◆ Given exercise
Work through the records below and tally every line containing "level". Reply with the total alone.

◆ Dataset entries on figures
<<<<
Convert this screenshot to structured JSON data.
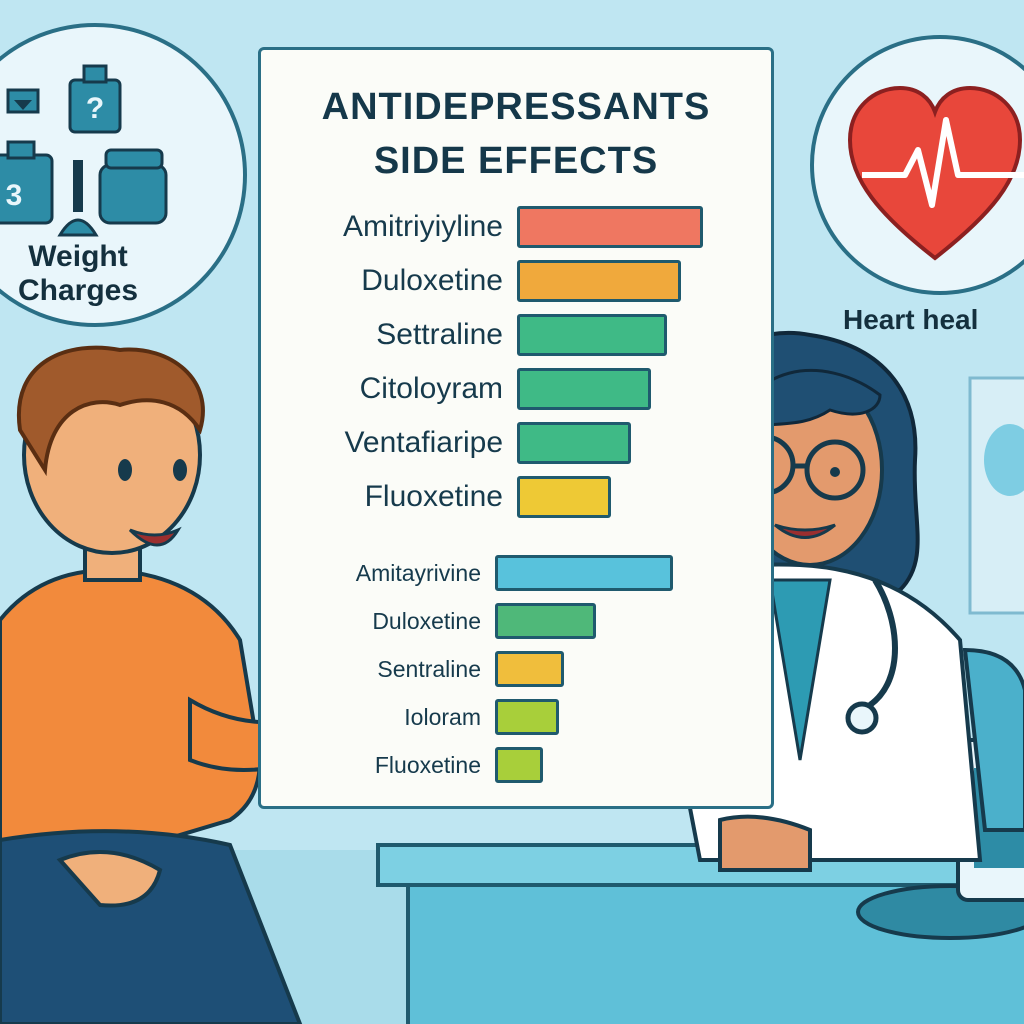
{
  "poster": {
    "title_line1": "ANTIDEPRESSANTS",
    "title_line2": "SIDE EFFECTS",
    "group1": [
      {
        "label": "Amitriyiyline",
        "level": 0.93,
        "color": "#ef7761"
      },
      {
        "label": "Duloxetine",
        "level": 0.82,
        "color": "#f0a93c"
      },
      {
        "label": "Settraline",
        "level": 0.75,
        "color": "#3fba86"
      },
      {
        "label": "Citoloyram",
        "level": 0.67,
        "color": "#3fba86"
      },
      {
        "label": "Ventafiaripe",
        "level": 0.57,
        "color": "#3fba86"
      },
      {
        "label": "Fluoxetine",
        "level": 0.47,
        "color": "#eec935"
      }
    ],
    "group2": [
      {
        "label": "Amitayrivine",
        "level": 1.0,
        "color": "#58c2dc"
      },
      {
        "label": "Duloxetine",
        "level": 0.57,
        "color": "#4fb879"
      },
      {
        "label": "Sentraline",
        "level": 0.39,
        "color": "#f0be3c"
      },
      {
        "label": "Ioloram",
        "level": 0.36,
        "color": "#a8cf3a"
      },
      {
        "label": "Fluoxetine",
        "level": 0.27,
        "color": "#a8cf3a"
      }
    ]
  },
  "weight_circle": {
    "line1": "Weight",
    "line2": "Charges"
  },
  "heart_circle": {
    "label": "Heart heal"
  },
  "colors": {
    "background": "#bfe6f2",
    "patient_shirt": "#f28a3c",
    "doctor_coat": "#ffffff",
    "heart": "#e8473b",
    "desk": "#6ccbe0"
  },
  "icons": [
    "scale-icon",
    "question-jar-icon",
    "weight-jar-icon",
    "heart-pulse-icon",
    "stethoscope-icon",
    "monitor-icon"
  ]
}
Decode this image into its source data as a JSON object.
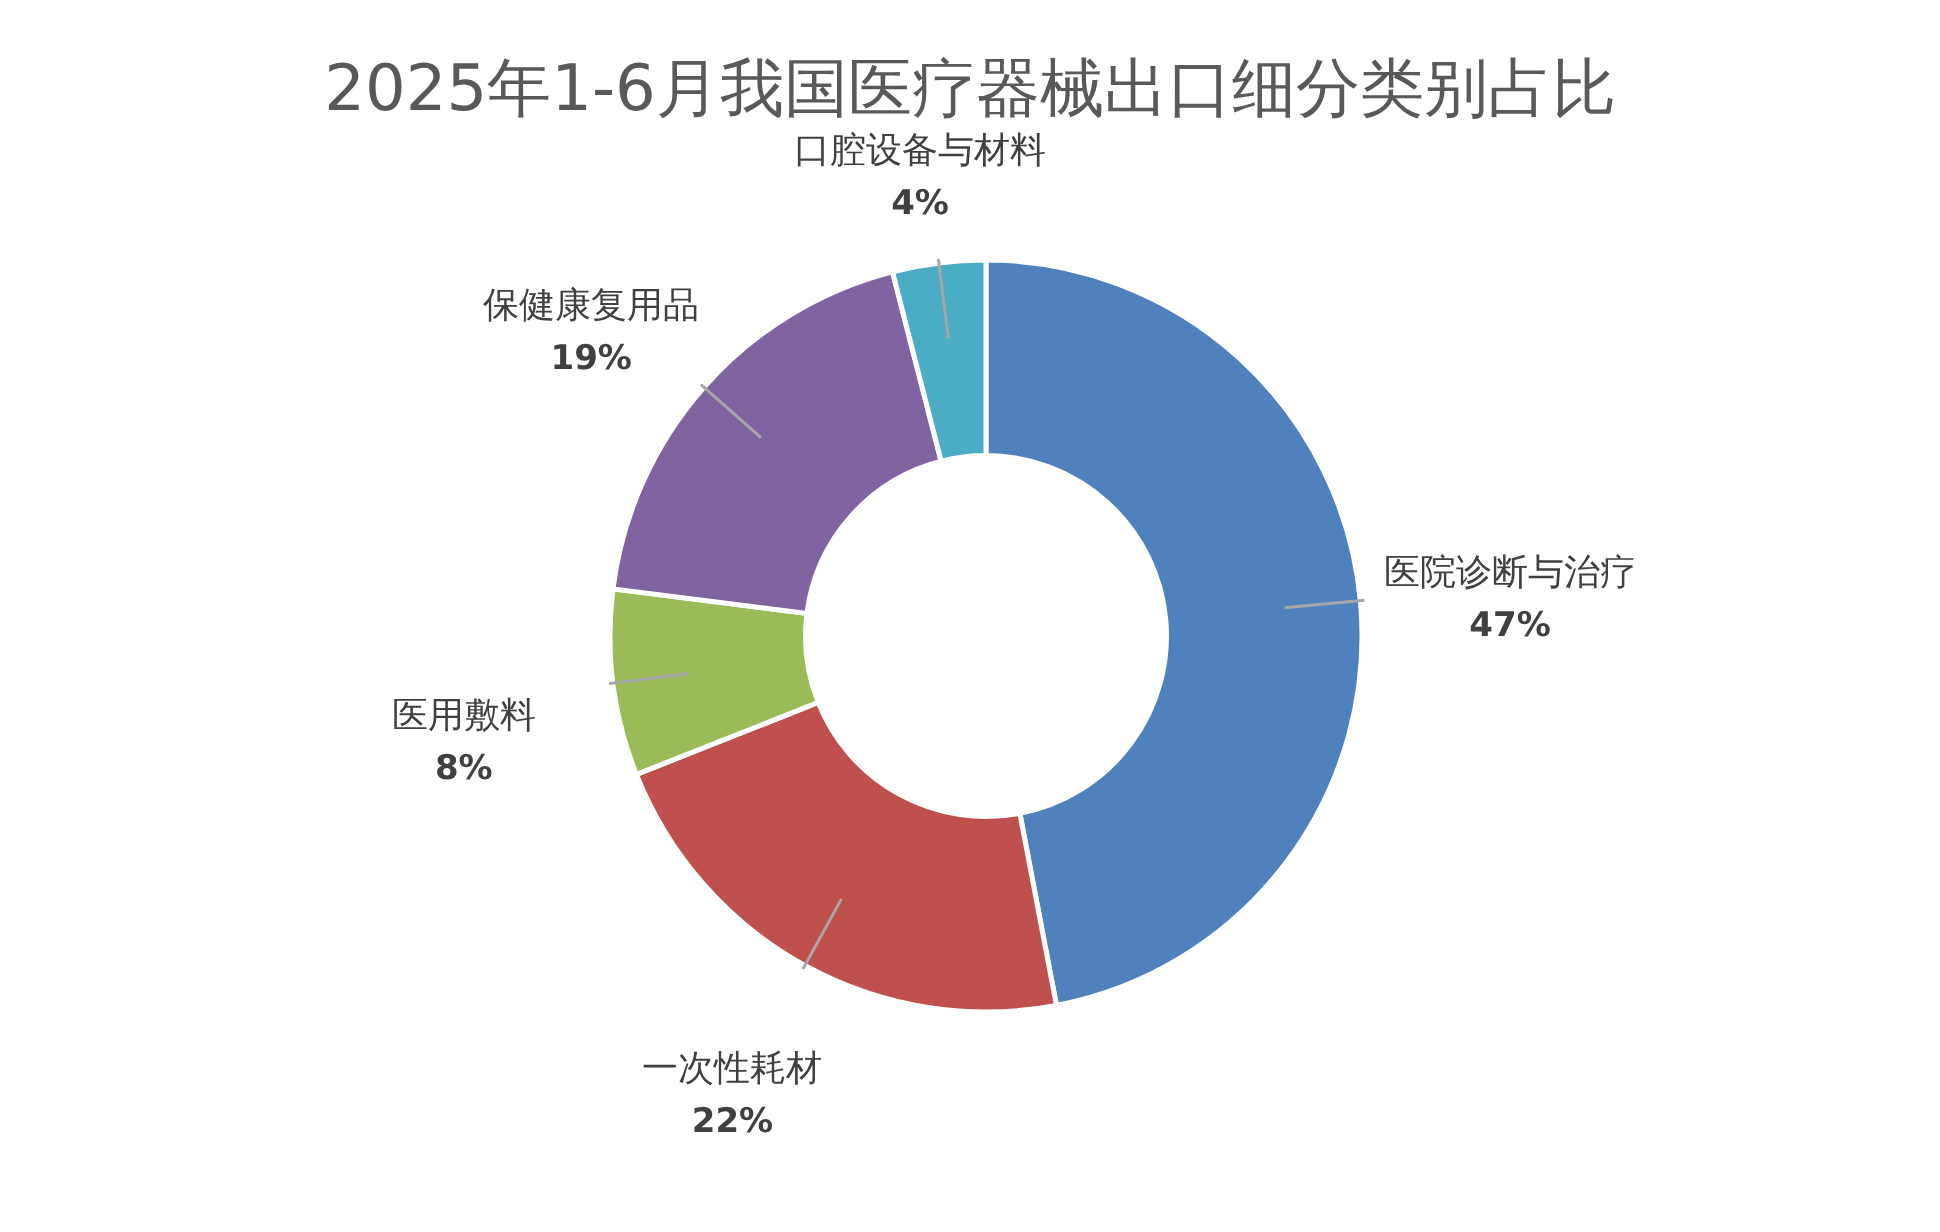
{
  "chart_data": {
    "type": "donut",
    "title": "2025年1-6月我国医疗器械出口细分类别占比",
    "categories": [
      "医院诊断与治疗",
      "一次性耗材",
      "医用敷料",
      "保健康复用品",
      "口腔设备与材料"
    ],
    "values": [
      47,
      22,
      8,
      19,
      4
    ],
    "colors": [
      "#4f81bd",
      "#c0504d",
      "#9bbb59",
      "#8064a2",
      "#4bacc6"
    ],
    "value_labels": [
      "47%",
      "22%",
      "8%",
      "19%",
      "4%"
    ]
  }
}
>>>>
◆ Complete response
11